Brief :: Set down, in full, every record in the block.

Some records

....................

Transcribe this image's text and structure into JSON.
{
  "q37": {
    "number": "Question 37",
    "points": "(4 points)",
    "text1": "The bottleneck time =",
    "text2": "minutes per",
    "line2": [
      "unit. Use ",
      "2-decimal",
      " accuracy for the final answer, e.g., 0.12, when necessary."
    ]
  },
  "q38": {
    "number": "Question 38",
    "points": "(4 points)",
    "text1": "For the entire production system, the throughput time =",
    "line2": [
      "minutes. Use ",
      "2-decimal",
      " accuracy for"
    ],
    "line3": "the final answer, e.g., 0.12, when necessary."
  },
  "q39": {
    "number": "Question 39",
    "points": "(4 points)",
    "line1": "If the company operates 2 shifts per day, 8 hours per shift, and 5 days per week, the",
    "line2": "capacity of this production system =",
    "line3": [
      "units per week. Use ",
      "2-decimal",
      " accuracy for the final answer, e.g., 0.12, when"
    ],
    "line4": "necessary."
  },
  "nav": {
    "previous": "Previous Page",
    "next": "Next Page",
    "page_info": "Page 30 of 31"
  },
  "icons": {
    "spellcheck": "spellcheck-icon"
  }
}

....................

Reply ::
Transcribe this image's text and structure into JSON.
{
  "q37": {
    "number": "Question 37",
    "points": "(4 points)",
    "text1": "The bottleneck time =",
    "text2": "minutes per",
    "line2": [
      "unit. Use ",
      "2-decimal",
      " accuracy for the final answer, e.g., 0.12, when necessary."
    ]
  },
  "q38": {
    "number": "Question 38",
    "points": "(4 points)",
    "text1": "For the entire production system, the throughput time =",
    "line2": [
      "minutes. Use ",
      "2-decimal",
      " accuracy for"
    ],
    "line3": "the final answer, e.g., 0.12, when necessary."
  },
  "q39": {
    "number": "Question 39",
    "points": "(4 points)",
    "line1": "If the company operates 2 shifts per day, 8 hours per shift, and 5 days per week, the",
    "line2": "capacity of this production system =",
    "line3": [
      "units per week. Use ",
      "2-decimal",
      " accuracy for the final answer, e.g., 0.12, when"
    ],
    "line4": "necessary."
  },
  "nav": {
    "previous": "Previous Page",
    "next": "Next Page",
    "page_info": "Page 30 of 31"
  },
  "icons": {
    "spellcheck": "spellcheck-icon"
  }
}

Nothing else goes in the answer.